#### [What to produce]
Read the listing and extract each line that includes the word "Annual".

#### [Input records]
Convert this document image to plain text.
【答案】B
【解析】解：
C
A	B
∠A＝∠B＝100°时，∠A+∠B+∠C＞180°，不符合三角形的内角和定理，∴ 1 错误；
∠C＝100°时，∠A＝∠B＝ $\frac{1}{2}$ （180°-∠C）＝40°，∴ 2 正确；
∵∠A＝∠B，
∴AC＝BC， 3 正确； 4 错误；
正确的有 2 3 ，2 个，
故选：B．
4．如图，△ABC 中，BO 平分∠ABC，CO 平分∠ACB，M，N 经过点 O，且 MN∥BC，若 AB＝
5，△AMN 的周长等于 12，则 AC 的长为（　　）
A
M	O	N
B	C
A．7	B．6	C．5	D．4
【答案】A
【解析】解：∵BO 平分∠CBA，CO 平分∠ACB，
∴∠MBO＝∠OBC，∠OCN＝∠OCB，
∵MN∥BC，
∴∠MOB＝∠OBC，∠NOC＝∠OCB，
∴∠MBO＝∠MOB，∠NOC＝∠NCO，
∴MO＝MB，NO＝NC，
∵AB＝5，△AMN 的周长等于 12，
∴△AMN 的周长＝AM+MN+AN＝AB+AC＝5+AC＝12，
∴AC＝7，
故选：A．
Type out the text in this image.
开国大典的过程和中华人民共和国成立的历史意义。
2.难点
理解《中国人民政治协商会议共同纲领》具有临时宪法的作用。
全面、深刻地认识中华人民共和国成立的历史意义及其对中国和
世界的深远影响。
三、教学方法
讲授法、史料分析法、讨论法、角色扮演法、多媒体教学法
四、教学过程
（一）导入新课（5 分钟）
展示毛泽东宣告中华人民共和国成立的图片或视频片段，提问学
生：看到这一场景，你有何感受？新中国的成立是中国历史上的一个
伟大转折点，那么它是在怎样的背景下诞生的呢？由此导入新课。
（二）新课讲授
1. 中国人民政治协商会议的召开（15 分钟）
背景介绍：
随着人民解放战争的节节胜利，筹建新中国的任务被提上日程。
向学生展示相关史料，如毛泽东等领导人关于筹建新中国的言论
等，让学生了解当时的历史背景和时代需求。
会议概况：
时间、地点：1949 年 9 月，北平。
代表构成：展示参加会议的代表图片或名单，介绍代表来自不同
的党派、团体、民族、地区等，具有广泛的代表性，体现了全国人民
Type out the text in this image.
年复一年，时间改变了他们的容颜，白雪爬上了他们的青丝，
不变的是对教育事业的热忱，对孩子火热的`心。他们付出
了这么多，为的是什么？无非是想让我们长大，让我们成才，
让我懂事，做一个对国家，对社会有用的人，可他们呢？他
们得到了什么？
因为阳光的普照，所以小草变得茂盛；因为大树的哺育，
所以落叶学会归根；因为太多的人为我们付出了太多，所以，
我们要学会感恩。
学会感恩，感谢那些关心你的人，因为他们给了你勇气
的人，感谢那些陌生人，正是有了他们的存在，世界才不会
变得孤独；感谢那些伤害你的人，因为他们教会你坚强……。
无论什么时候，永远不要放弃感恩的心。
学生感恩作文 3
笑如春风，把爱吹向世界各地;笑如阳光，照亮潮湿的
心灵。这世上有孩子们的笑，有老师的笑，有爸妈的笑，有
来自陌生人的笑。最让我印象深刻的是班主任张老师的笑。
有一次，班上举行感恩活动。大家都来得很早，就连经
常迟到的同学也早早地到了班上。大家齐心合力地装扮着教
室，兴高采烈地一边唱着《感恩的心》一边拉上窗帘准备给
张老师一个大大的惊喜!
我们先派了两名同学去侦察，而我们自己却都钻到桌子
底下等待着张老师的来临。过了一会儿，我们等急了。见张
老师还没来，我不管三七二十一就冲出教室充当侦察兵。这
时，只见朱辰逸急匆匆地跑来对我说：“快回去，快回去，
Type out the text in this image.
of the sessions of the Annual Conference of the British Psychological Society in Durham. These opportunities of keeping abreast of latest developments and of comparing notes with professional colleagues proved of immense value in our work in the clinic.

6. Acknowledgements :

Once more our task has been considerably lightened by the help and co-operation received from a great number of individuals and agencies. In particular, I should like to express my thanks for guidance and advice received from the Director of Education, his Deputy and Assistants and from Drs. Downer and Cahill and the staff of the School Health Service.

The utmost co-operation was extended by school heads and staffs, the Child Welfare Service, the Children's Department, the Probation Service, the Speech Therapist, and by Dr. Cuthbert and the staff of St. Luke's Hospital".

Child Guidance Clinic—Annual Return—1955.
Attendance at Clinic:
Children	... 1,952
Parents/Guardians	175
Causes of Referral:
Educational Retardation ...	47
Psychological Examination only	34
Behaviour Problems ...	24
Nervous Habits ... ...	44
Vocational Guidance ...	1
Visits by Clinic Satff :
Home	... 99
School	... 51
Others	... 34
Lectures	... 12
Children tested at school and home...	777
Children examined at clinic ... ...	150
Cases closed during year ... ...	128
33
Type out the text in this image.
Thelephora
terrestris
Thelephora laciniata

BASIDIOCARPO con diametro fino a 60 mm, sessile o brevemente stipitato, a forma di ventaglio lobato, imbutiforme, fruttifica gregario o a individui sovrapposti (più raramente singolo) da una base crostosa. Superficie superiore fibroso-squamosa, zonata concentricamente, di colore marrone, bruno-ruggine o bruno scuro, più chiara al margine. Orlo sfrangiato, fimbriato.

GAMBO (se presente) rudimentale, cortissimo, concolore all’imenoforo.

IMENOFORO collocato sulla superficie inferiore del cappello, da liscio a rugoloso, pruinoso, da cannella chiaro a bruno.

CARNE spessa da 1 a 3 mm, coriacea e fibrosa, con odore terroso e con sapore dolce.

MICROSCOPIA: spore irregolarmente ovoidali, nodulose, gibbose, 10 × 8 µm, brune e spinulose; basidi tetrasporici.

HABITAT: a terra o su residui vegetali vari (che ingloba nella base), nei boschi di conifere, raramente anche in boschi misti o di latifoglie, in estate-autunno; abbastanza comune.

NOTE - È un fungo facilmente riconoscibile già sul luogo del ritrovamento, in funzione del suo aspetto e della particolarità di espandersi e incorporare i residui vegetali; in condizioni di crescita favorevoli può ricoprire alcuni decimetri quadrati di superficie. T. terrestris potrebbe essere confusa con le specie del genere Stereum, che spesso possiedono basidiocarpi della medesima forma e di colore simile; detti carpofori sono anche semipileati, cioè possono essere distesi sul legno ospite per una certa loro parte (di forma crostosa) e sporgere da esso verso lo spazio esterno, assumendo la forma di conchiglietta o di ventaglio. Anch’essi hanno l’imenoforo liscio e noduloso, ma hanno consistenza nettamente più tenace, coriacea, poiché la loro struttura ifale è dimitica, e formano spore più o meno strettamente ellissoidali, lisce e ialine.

#### [Solution for this problem]
of the sessions of the Annual Conference of the British Psychological Society in Durham. These opportunities of keeping abreast of latest developments and of comparing notes with professional colleagues proved of immense value in our work in the clinic.
Child Guidance Clinic—Annual Return—1955.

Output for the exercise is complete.